→ **DOCUMENT SECTION**
━━━

Where to Sell Your SaaS Business: A Guide for Bootstrapped SaaS Founders
There’s a lot to learn when it comes to selling your SaaS successfully on a competitive market. We recently detailed our best advice for deciding when to sell your SaaS. But once you’ve determined that you’re at the right place for a profitable exit, there are more questions to consider. First, how do you determine the valuation of your SaaS before selling? And who should you seek out when deciding where to sell your SaaS business?
In this article, we’ll intro the valuation process and provide a detailed breakdown of the different methods for selling your SaaS business. We’ll also cover key focus areas for the post-sale transition of your SaaS, so you can ensure a smooth and streamlined exit for yourself, your team, and your customers.
Ready? Let’s get into it.
Table of Contents
- How to determine the valuation of your SaaS business before selling
- What avenues are available for selling your SaaS business?
- Navigating the SaaS post-sale transition successfully
- Conclusion
How to determine the valuation of your SaaS business before selling
Determining the valuation of a SaaS business requires detailed research and systematic methods. While we can't cover everything needed for a comprehensive SaaS valuation in this section, we’ll give you a general overview of how valuation can be determined in our current market.

━━━

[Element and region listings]
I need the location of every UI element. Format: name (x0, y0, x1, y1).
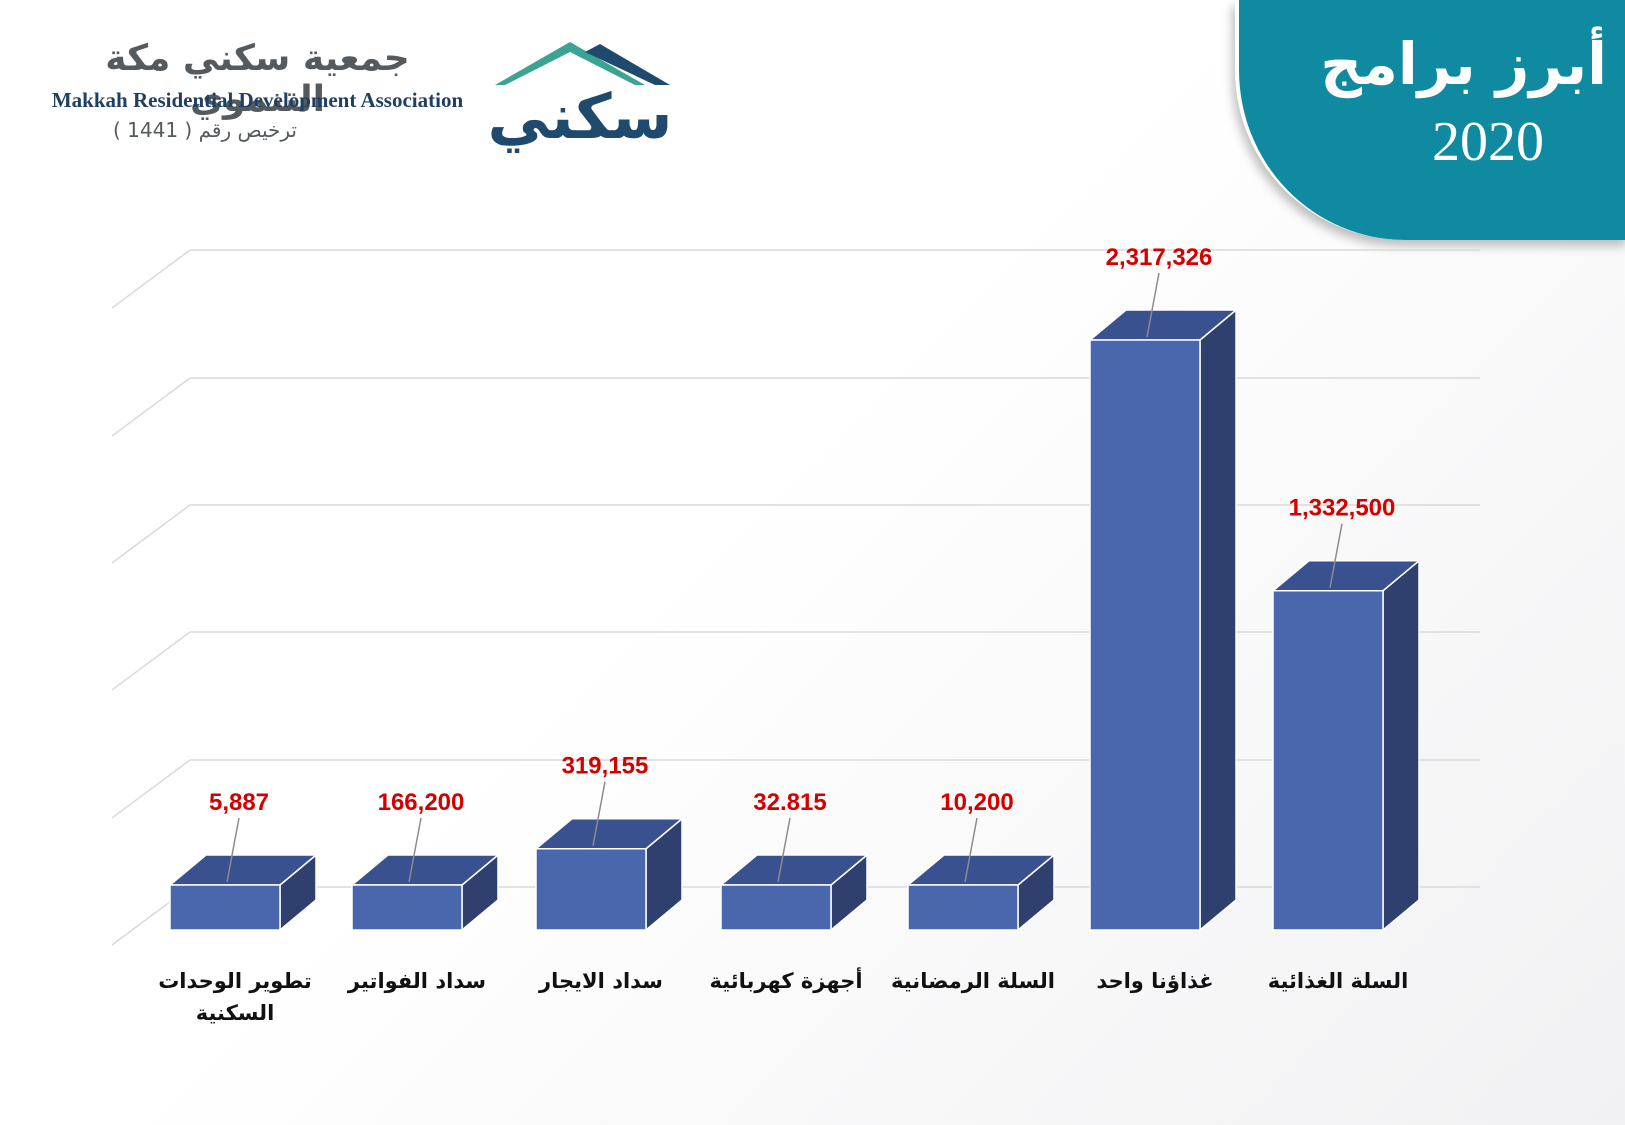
org-header: جمعية سكني مكة التنموي Makkah Residentia… (20, 30, 680, 170)
org-license: ترخيص رقم ( 1441 ) (113, 118, 297, 142)
grid-line-depth (111, 759, 191, 819)
bar-4 (718, 853, 870, 932)
data-label: 319,155 (562, 753, 649, 780)
data-label: 1,332,500 (1289, 495, 1396, 522)
grid-line-depth (111, 631, 191, 691)
data-label: 166,200 (378, 789, 465, 816)
page-title: أبرز برامج (1320, 30, 1607, 98)
page-year: 2020 (1432, 111, 1544, 173)
chart-data-labels: 5,887 166,200 319,155 32.815 10,200 2,317,326… (209, 244, 1396, 883)
bar-7 (1270, 559, 1422, 932)
bar-front (720, 884, 832, 931)
category-label: سداد الايجار (538, 969, 663, 993)
chart-bars (167, 308, 1422, 932)
bar-front (351, 884, 463, 931)
category-label: السلة الغذائية (1268, 969, 1409, 993)
bar-side (1199, 308, 1237, 932)
bar-front (1272, 589, 1384, 931)
bar-side (1382, 559, 1420, 932)
data-label: 5,887 (209, 789, 269, 816)
title-badge: أبرز برامج 2020 (1235, 0, 1625, 240)
data-label: 32.815 (753, 789, 826, 816)
data-label: 10,200 (940, 789, 1013, 816)
bar-1 (167, 853, 319, 932)
bar-front (1089, 339, 1201, 931)
data-label-leader (408, 817, 422, 883)
bar-front (907, 884, 1019, 931)
data-label-leader (1329, 523, 1343, 588)
org-logo-text: سكني (487, 80, 672, 153)
data-label-leader (1146, 272, 1160, 338)
bar-front (535, 847, 647, 931)
grid-line-depth (111, 377, 191, 437)
data-label-leader (777, 817, 791, 883)
bar-3 (533, 817, 685, 932)
bar-2 (349, 853, 501, 932)
data-label-leader (226, 817, 240, 883)
category-label: السلة الرمضانية (891, 969, 1055, 993)
bar-front (169, 884, 281, 931)
category-label: أجهزة كهربائية (709, 966, 862, 993)
category-label: السكنية (196, 1001, 275, 1025)
org-name-english: Makkah Residential Development Associati… (51, 88, 464, 112)
data-label-leader (964, 817, 978, 883)
data-label: 2,317,326 (1106, 244, 1213, 271)
bar-6 (1087, 308, 1239, 932)
data-label-leader (592, 781, 606, 846)
org-logo-icon: سكني (487, 42, 673, 153)
category-label: تطوير الوحدات (158, 969, 312, 993)
org-name-arabic: جمعية سكني مكة التنموي (105, 38, 410, 120)
bar-5 (905, 853, 1057, 932)
grid-line-depth (111, 504, 191, 564)
category-label: سداد الفواتير (347, 969, 486, 993)
category-label: غذاؤنا واحد (1096, 969, 1213, 993)
grid-line-depth (111, 249, 191, 309)
chart-category-labels: تطوير الوحدات السكنية سداد الفواتير سداد ال… (158, 966, 1408, 1025)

━━━

→ **PROBLEMS TO WORK ON**
**A)** Summarize the guide on selling a SaaS business in two sentences.
**B)** In the guide on selling a SaaS business, what topic do the authors say they recently detailed their best advice on?

→ **EXPECTED OUTPUTS**
**A)** Once founders decide they are at the right place for a profitable exit, they still need to work out how to value their SaaS and where to sell it. The guide introduces the valuation process, breaks down the different methods for selling, and covers key focus areas for a smooth post-sale transition.

**B)** Deciding when to sell your SaaS.